PROBLEM TO WORK ON | From the entries that follow, pick out all lines holding "immobiliari".

GIVEN RECORDS |

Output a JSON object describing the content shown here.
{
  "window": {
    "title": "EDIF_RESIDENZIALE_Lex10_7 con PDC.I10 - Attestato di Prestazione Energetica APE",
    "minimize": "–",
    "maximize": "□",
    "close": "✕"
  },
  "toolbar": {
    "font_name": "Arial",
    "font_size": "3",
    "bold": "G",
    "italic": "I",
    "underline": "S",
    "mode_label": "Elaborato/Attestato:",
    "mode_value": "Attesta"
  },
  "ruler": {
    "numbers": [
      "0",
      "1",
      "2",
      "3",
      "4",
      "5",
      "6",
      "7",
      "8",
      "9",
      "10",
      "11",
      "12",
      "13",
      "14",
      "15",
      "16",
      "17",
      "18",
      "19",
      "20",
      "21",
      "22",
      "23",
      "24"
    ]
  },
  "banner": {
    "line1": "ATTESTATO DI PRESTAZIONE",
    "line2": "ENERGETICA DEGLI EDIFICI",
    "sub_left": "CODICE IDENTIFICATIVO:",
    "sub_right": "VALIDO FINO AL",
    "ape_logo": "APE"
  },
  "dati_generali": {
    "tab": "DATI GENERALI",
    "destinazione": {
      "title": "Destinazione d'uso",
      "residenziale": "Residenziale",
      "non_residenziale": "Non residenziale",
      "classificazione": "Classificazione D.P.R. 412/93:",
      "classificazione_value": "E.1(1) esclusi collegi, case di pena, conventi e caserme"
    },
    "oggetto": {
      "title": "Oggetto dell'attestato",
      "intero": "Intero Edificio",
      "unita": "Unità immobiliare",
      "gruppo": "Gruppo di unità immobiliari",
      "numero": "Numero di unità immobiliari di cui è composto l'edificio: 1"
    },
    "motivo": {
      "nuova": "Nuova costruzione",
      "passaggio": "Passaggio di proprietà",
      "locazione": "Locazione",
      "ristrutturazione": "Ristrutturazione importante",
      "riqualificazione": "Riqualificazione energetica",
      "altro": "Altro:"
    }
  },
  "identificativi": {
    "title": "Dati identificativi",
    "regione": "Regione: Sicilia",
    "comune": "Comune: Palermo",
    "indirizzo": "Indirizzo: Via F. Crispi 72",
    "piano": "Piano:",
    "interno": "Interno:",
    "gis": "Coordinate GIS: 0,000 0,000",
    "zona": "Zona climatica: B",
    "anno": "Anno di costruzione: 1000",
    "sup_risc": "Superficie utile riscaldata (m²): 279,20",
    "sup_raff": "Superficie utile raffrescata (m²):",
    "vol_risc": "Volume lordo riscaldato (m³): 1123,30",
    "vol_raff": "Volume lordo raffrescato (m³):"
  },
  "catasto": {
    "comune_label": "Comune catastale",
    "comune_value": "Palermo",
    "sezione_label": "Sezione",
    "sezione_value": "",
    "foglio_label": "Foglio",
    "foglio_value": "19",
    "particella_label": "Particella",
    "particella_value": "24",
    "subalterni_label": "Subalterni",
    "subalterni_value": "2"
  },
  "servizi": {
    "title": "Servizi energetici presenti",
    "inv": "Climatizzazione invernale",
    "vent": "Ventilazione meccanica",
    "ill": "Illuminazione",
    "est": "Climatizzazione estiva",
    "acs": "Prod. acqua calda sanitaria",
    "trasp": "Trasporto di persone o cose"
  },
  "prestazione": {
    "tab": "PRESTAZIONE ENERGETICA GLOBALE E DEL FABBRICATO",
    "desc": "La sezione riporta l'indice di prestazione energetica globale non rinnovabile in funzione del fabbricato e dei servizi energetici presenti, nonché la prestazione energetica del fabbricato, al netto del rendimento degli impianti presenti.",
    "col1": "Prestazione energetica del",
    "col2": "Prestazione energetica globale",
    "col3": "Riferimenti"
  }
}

OUTPUT OF THE TASK |
      "gruppo": "Gruppo di unità immobiliari",
      "numero": "Numero di unità immobiliari di cui è composto l'edificio: 1"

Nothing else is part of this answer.